▸ PROBLEM REQUIREMENTS:
Copy out lines with the word "symbol" from the material that follows.

[Dataset rows]
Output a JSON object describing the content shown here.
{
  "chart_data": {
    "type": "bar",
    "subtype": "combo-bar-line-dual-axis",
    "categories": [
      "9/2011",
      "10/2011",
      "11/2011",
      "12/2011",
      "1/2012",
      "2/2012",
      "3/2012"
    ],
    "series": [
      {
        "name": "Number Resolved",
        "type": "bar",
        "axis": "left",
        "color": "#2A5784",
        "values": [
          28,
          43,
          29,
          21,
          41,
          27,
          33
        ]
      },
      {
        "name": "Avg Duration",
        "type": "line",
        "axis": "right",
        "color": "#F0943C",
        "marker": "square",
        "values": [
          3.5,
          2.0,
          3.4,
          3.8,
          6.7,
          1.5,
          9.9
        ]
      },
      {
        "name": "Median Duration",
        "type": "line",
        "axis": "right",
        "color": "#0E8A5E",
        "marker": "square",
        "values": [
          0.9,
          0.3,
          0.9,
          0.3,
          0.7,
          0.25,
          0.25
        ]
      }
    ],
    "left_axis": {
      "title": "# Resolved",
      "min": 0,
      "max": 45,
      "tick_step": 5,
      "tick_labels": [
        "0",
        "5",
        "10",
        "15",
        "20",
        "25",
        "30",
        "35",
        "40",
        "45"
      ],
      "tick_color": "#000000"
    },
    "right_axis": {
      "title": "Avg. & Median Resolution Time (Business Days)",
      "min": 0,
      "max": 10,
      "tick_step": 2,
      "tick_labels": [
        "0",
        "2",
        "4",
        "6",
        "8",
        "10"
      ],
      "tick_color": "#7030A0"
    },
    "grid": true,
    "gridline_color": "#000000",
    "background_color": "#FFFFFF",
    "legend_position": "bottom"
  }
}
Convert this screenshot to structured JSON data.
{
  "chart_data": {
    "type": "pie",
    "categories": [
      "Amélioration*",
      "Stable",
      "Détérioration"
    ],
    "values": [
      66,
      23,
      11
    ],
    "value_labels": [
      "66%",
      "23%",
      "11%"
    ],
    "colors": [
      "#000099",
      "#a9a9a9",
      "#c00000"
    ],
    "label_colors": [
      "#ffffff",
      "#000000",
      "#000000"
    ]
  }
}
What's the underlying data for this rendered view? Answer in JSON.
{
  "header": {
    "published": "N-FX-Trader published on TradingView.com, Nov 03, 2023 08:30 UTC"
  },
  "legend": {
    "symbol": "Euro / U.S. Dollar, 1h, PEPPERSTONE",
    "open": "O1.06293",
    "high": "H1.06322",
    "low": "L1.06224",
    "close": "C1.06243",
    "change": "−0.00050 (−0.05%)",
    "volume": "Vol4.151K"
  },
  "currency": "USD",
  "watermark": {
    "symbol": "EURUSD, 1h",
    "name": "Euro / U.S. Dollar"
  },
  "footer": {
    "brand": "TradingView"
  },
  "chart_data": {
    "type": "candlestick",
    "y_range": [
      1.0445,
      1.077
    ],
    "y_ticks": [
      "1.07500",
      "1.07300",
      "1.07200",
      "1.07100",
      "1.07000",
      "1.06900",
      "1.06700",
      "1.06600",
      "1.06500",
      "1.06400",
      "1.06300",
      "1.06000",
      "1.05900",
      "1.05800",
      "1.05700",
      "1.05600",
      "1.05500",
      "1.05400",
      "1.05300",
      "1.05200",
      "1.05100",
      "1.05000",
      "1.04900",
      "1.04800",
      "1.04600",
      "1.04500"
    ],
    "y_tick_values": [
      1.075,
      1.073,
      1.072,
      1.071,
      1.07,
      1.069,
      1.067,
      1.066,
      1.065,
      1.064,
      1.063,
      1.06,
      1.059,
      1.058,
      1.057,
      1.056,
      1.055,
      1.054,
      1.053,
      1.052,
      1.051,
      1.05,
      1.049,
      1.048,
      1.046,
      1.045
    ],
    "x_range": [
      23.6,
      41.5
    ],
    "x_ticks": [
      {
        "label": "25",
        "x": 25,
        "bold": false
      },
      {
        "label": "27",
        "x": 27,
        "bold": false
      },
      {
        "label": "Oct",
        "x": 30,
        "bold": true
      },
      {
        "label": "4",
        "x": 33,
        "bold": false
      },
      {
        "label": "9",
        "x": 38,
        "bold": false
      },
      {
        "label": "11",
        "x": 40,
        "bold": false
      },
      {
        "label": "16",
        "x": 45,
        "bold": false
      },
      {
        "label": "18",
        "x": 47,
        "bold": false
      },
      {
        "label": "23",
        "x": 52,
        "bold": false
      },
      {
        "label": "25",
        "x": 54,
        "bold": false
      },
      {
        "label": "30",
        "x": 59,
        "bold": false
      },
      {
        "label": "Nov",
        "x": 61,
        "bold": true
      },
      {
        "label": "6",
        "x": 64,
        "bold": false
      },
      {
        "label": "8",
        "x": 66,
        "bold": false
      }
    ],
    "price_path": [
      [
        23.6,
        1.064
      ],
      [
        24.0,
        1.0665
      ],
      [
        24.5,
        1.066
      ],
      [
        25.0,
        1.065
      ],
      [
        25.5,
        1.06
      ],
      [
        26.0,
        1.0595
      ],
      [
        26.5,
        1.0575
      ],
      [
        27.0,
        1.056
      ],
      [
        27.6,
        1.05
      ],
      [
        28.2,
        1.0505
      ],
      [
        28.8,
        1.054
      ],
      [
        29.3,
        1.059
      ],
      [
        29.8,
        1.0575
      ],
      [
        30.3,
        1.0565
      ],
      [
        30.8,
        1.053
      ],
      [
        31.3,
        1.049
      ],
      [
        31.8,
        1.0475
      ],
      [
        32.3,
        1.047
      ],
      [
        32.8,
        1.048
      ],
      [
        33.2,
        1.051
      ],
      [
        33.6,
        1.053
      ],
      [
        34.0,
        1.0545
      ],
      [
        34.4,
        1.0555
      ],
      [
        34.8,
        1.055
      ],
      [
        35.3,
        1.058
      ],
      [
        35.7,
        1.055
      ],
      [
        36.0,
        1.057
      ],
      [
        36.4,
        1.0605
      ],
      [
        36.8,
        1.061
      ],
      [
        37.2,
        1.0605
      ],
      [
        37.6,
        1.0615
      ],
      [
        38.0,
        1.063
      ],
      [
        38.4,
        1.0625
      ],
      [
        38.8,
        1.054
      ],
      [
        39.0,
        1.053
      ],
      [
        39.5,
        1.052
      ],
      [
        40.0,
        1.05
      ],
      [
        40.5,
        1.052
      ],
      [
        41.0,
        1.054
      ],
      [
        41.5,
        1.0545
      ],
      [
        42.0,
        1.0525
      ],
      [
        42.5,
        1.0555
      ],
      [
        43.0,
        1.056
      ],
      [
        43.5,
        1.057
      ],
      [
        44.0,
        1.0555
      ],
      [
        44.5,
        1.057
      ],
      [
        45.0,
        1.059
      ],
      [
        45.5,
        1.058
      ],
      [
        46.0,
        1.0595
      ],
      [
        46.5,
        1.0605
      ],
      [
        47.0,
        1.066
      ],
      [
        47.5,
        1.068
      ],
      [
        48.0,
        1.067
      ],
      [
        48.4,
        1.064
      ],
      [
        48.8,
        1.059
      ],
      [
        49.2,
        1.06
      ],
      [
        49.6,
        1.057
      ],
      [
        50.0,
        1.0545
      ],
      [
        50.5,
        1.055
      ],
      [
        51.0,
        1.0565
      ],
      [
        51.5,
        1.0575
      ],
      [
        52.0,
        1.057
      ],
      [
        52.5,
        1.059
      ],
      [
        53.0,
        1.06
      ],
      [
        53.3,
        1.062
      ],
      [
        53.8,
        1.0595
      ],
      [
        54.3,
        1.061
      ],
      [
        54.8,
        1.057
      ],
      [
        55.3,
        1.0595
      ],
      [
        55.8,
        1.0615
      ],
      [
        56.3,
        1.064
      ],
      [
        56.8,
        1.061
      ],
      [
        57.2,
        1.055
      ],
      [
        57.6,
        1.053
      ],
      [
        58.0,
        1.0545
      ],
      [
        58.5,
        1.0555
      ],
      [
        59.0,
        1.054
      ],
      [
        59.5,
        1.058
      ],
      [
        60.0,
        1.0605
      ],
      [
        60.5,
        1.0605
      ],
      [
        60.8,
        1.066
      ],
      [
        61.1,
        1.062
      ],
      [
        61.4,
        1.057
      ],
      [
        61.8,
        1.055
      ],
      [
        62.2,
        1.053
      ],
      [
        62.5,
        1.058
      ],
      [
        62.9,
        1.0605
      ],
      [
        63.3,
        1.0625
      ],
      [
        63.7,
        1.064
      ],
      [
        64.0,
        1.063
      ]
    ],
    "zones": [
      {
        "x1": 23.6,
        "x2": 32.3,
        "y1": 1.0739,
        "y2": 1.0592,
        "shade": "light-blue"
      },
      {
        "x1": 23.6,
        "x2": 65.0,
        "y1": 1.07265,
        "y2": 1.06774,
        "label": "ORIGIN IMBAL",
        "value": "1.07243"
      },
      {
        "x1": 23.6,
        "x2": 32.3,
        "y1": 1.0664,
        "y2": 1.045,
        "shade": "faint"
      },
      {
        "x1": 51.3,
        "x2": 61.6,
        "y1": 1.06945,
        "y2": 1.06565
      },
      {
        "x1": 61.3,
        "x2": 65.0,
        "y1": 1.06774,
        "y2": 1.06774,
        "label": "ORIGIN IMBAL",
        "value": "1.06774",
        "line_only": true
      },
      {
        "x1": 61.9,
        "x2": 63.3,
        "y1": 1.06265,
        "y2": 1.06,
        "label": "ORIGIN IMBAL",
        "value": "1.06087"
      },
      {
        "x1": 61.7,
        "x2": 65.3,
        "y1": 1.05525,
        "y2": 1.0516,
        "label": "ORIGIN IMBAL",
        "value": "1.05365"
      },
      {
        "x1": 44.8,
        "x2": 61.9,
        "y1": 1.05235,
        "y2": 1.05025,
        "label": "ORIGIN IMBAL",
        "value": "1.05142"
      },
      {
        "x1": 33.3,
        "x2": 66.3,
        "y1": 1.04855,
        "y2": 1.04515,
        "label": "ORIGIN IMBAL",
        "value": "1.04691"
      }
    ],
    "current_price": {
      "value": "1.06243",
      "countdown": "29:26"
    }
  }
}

▸ ANSWER BELOW:
    "symbol": "Euro / U.S. Dollar, 1h, PEPPERSTONE",
    "symbol": "EURUSD, 1h",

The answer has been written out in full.